Given problem: A verbatim copy of the records is required, with all pictures left out.

★ ★ ★ ★ ★

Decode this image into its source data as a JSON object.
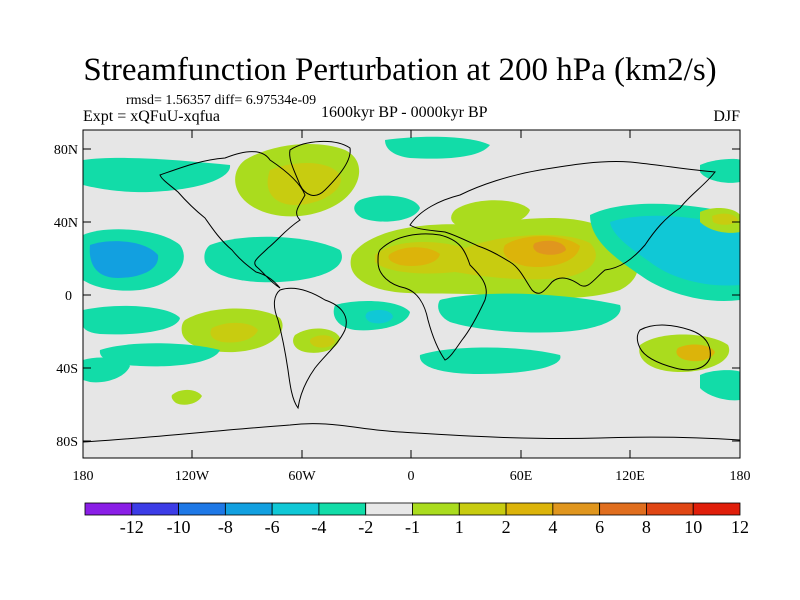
{
  "title": "Streamfunction Perturbation at 200 hPa (km2/s)",
  "stats": "rmsd= 1.56357 diff= 6.97534e-09",
  "experiment": "Expt = xQFuU-xqfua",
  "period": "1600kyr BP - 0000kyr BP",
  "season": "DJF",
  "lat_labels": [
    "80N",
    "40N",
    "0",
    "40S",
    "80S"
  ],
  "lon_labels": [
    "180",
    "120W",
    "60W",
    "0",
    "60E",
    "120E",
    "180"
  ],
  "colorbar": {
    "labels": [
      "-12",
      "-10",
      "-8",
      "-6",
      "-4",
      "-2",
      "-1",
      "1",
      "2",
      "4",
      "6",
      "8",
      "10",
      "12"
    ],
    "colors": [
      "#8a1ee6",
      "#3c3ce6",
      "#1e78e6",
      "#12a0e0",
      "#10c8d6",
      "#12dca8",
      "#e8e8e8",
      "#aadc1e",
      "#c8cc10",
      "#dcb40a",
      "#e0961e",
      "#e06e1e",
      "#e04614",
      "#e01e0a"
    ]
  },
  "colors": {
    "neutral": "#e6e6e6",
    "coast": "#000000"
  }
}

★ ★ ★ ★ ★

Result of this exercise:
Decode this image into its source data as a JSON object.
{
  "title": "Streamfunction Perturbation at 200 hPa (km2/s)",
  "stats": "rmsd= 1.56357 diff= 6.97534e-09",
  "experiment": "Expt = xQFuU-xqfua",
  "period": "1600kyr BP - 0000kyr BP",
  "season": "DJF",
  "lat_labels": [
    "80N",
    "40N",
    "0",
    "40S",
    "80S"
  ],
  "lon_labels": [
    "180",
    "120W",
    "60W",
    "0",
    "60E",
    "120E",
    "180"
  ],
  "colorbar": {
    "labels": [
      "-12",
      "-10",
      "-8",
      "-6",
      "-4",
      "-2",
      "-1",
      "1",
      "2",
      "4",
      "6",
      "8",
      "10",
      "12"
    ],
    "colors": [
      "#8a1ee6",
      "#3c3ce6",
      "#1e78e6",
      "#12a0e0",
      "#10c8d6",
      "#12dca8",
      "#e8e8e8",
      "#aadc1e",
      "#c8cc10",
      "#dcb40a",
      "#e0961e",
      "#e06e1e",
      "#e04614",
      "#e01e0a"
    ]
  },
  "colors": {
    "neutral": "#e6e6e6",
    "coast": "#000000"
  }
}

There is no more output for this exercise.